begin Given records

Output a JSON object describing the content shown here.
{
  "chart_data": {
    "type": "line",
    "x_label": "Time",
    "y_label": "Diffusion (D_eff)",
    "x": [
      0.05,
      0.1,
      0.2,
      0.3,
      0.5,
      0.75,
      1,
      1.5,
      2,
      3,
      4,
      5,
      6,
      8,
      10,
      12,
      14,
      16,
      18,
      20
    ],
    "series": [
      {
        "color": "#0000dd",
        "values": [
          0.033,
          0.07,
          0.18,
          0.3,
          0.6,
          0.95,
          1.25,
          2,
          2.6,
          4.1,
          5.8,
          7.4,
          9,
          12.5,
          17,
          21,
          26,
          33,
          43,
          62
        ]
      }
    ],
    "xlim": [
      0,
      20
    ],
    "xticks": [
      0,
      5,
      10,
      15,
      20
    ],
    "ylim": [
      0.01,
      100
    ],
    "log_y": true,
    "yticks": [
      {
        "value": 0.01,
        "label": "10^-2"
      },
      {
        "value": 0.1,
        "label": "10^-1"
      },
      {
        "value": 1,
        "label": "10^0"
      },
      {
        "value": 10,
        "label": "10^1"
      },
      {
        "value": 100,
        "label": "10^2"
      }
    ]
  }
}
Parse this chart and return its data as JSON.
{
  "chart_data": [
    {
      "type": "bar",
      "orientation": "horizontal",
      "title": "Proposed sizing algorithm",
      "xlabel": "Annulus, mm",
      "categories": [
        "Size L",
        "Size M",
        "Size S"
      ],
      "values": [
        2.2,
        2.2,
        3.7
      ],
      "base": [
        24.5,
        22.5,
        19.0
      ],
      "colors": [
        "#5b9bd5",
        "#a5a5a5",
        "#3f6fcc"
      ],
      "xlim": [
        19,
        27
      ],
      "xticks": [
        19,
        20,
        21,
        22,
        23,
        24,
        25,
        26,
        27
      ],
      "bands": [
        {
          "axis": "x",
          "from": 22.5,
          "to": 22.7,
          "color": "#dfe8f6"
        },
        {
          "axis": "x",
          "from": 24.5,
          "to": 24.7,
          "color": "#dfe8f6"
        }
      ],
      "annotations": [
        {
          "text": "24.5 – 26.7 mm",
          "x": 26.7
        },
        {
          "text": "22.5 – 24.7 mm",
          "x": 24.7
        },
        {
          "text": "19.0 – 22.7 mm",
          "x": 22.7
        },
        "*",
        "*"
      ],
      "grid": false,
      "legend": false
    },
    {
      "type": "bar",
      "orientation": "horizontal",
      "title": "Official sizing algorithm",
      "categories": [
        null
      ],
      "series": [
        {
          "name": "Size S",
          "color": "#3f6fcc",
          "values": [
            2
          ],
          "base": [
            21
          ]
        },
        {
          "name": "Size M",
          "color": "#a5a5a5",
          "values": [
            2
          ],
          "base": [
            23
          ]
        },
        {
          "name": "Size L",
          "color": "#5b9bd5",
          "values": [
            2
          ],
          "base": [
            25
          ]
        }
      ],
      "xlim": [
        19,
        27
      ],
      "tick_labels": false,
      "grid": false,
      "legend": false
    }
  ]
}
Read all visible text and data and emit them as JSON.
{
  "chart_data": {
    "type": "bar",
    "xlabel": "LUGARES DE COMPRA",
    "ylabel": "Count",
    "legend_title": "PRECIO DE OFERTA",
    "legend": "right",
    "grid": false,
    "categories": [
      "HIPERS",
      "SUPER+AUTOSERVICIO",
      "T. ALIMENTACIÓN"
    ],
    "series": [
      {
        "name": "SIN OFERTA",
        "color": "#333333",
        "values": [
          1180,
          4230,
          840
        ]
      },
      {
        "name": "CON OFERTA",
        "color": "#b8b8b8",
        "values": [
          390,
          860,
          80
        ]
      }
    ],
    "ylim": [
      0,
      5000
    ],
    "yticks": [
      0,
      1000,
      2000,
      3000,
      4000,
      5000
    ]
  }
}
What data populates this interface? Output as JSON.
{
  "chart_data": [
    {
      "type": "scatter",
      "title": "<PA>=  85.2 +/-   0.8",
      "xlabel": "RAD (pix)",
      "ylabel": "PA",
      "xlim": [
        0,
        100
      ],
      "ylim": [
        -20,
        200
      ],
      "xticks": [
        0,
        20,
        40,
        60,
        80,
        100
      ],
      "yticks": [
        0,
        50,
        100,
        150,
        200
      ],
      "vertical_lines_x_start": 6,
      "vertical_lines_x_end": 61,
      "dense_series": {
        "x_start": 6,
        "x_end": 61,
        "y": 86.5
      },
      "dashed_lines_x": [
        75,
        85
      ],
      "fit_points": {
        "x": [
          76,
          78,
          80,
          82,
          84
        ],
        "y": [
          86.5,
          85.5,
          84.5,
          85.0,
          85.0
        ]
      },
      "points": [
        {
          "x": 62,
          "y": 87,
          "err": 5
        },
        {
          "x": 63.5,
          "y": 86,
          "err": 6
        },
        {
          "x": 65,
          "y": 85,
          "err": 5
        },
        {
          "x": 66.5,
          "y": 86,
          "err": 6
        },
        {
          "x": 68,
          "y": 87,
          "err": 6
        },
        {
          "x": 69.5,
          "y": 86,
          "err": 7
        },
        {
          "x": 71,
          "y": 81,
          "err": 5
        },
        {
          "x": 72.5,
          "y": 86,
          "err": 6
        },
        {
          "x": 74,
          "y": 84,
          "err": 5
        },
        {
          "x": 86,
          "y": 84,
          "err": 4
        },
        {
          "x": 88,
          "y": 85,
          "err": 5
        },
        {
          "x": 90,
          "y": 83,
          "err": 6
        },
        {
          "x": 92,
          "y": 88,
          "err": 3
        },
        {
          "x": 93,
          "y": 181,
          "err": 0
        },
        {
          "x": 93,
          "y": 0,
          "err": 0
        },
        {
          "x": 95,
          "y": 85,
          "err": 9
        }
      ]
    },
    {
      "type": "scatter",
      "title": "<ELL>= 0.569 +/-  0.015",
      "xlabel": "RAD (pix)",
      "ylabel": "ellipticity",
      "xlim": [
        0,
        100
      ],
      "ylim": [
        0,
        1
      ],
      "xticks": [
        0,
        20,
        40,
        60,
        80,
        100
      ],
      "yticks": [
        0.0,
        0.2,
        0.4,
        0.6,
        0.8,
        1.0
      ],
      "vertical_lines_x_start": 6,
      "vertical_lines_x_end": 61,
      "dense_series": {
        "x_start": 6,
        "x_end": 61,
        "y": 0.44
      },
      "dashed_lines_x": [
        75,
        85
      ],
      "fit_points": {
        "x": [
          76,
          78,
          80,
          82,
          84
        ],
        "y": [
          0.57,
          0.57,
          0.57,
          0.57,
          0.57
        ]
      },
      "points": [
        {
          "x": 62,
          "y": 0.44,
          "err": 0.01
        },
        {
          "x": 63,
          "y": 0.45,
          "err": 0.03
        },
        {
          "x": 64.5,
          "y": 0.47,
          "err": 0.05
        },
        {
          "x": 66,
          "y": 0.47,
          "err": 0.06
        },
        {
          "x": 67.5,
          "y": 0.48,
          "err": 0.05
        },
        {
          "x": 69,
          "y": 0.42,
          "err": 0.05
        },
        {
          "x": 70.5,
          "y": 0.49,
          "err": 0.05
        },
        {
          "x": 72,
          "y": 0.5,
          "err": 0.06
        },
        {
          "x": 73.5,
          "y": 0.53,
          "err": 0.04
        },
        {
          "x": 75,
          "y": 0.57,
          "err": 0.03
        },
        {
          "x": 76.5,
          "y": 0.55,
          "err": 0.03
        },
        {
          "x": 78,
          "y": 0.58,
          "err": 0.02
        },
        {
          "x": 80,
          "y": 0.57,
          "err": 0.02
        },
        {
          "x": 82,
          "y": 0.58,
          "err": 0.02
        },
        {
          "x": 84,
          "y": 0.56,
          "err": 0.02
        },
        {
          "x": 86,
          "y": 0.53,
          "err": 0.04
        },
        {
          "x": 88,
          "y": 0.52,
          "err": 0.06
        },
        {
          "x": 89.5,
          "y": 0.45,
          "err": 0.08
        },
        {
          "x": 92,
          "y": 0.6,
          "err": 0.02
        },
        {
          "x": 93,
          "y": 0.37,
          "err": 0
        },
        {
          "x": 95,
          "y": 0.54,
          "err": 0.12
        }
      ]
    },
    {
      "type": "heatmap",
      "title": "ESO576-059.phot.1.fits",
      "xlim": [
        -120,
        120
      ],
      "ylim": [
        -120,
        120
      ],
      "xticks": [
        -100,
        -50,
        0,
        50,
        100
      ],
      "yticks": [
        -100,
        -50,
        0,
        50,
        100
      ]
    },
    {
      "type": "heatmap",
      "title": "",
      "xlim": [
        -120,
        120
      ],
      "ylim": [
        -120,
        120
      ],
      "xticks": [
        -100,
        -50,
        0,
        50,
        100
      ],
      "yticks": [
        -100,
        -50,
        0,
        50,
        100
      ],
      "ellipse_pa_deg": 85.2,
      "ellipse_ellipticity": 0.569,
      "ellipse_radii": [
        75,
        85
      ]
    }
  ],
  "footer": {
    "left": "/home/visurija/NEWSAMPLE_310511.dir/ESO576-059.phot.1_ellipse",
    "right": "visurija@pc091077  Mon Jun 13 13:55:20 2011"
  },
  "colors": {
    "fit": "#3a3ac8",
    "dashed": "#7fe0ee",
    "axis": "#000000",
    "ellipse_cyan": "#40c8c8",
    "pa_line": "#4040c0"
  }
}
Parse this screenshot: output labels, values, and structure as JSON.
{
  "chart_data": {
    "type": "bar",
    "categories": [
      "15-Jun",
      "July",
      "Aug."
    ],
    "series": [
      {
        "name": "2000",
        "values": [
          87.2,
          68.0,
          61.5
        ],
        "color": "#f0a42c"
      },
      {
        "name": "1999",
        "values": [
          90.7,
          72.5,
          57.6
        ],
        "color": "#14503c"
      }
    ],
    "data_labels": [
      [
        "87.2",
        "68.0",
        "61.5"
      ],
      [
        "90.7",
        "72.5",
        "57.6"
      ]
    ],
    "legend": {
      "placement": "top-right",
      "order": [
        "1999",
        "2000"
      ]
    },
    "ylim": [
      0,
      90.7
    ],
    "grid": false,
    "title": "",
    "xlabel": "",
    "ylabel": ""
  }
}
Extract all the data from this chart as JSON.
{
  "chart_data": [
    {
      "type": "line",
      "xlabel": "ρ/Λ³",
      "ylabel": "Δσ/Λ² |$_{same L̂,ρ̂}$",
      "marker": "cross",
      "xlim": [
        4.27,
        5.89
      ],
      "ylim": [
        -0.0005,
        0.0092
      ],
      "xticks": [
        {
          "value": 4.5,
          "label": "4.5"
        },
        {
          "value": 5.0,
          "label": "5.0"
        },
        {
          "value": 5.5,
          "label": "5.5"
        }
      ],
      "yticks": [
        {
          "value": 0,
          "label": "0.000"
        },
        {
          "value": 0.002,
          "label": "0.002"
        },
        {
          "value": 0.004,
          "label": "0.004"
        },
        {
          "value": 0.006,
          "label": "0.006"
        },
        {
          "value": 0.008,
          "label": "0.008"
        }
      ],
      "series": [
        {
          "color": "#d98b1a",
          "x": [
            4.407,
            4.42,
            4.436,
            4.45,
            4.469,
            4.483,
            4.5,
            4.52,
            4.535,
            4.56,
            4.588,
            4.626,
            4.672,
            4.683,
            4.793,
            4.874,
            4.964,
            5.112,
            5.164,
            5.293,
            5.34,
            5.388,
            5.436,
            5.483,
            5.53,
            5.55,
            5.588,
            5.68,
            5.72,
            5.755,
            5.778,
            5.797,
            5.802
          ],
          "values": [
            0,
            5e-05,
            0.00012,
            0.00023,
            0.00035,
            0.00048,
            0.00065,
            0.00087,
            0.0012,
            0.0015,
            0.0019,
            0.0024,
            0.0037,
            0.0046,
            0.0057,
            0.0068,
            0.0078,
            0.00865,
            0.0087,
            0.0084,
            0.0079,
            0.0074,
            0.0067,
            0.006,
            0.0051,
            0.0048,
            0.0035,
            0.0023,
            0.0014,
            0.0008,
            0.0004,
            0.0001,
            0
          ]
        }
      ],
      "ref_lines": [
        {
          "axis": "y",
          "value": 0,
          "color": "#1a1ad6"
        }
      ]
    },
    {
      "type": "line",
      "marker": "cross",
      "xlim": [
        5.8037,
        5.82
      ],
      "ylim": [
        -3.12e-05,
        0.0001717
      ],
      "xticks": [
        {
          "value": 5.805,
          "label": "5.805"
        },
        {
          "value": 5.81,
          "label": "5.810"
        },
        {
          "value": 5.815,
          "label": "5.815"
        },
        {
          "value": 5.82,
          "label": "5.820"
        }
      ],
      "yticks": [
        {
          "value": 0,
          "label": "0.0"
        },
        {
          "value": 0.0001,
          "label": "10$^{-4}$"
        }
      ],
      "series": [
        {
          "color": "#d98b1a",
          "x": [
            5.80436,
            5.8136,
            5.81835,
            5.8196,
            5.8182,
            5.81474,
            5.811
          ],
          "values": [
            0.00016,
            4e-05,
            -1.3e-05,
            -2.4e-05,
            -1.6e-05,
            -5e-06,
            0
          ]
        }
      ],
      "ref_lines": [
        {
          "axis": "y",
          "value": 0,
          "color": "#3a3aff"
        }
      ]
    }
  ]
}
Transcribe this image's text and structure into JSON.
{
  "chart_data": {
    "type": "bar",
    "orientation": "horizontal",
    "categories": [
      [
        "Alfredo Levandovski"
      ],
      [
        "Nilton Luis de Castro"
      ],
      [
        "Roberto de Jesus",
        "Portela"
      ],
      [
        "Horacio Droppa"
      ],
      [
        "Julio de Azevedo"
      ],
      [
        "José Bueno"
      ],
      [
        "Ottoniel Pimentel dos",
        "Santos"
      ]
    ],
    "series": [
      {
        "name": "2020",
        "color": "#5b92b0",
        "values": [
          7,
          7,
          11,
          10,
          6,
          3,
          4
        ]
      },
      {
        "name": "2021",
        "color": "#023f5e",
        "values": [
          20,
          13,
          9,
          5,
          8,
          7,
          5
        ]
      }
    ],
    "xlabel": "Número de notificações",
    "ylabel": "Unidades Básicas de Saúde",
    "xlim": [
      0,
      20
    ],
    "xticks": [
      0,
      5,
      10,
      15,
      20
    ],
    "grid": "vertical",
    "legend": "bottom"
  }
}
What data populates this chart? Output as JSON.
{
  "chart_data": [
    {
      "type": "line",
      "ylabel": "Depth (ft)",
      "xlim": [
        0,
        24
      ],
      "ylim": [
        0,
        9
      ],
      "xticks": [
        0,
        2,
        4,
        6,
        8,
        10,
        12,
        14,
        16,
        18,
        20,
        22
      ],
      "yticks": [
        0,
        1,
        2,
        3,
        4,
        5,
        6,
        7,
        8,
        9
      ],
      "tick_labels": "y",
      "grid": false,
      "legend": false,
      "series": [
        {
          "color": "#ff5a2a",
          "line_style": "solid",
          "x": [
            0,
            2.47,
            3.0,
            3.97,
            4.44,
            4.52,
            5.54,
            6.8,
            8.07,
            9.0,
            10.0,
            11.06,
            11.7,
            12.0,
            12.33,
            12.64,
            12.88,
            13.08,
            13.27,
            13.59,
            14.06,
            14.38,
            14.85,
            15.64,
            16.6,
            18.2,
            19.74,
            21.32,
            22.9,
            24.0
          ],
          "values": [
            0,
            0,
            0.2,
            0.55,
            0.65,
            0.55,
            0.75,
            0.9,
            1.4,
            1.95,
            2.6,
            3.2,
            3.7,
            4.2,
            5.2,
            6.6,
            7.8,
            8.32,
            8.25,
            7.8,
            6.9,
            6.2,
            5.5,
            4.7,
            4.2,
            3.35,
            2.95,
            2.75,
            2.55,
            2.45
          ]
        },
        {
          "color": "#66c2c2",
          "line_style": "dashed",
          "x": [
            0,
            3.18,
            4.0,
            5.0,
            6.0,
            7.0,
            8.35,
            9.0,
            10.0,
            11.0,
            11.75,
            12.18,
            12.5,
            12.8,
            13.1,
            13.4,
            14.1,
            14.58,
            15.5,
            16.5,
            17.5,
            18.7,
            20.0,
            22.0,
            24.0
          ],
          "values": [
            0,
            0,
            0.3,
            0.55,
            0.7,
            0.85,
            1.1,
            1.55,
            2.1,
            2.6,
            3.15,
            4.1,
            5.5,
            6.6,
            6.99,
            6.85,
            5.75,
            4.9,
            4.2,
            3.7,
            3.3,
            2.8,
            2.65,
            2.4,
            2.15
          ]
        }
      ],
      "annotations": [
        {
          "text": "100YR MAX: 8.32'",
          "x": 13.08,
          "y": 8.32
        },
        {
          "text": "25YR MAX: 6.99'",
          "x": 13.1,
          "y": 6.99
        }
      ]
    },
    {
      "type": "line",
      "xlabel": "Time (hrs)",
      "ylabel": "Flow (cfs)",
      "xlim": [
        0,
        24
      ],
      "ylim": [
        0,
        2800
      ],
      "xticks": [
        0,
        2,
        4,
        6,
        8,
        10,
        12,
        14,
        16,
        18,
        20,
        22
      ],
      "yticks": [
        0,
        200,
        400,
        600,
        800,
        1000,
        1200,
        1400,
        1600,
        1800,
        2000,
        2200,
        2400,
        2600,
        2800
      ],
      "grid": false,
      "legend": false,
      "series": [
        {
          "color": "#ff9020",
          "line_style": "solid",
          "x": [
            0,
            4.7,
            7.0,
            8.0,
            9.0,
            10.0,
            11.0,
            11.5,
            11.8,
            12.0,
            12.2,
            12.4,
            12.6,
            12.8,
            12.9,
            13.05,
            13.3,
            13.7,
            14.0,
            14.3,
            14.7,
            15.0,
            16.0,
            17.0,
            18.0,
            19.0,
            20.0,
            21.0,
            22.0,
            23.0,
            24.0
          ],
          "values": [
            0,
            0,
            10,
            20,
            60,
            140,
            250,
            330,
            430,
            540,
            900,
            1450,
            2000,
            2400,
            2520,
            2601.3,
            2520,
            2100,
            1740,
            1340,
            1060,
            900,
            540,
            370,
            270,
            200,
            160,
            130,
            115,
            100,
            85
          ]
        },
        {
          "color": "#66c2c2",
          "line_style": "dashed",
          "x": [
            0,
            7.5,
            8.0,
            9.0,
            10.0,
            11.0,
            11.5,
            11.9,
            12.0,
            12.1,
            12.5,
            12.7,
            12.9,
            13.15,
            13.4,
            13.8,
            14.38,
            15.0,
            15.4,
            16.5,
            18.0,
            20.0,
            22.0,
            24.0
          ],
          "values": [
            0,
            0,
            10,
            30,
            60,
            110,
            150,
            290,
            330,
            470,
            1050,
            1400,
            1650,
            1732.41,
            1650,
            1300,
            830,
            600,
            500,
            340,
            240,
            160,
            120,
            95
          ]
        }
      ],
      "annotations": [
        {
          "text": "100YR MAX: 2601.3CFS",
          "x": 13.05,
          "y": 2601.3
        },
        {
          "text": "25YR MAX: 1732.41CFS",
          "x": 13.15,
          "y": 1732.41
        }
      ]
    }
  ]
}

end Given records

▸ Work to complete:
Every line of the listing that holds "visurija" should be found and copied.

▸ Task solution:
    "left": "/home/visurija/NEWSAMPLE_310511.dir/ESO576-059.phot.1_ellipse",
    "right": "visurija@pc091077  Mon Jun 13 13:55:20 2011"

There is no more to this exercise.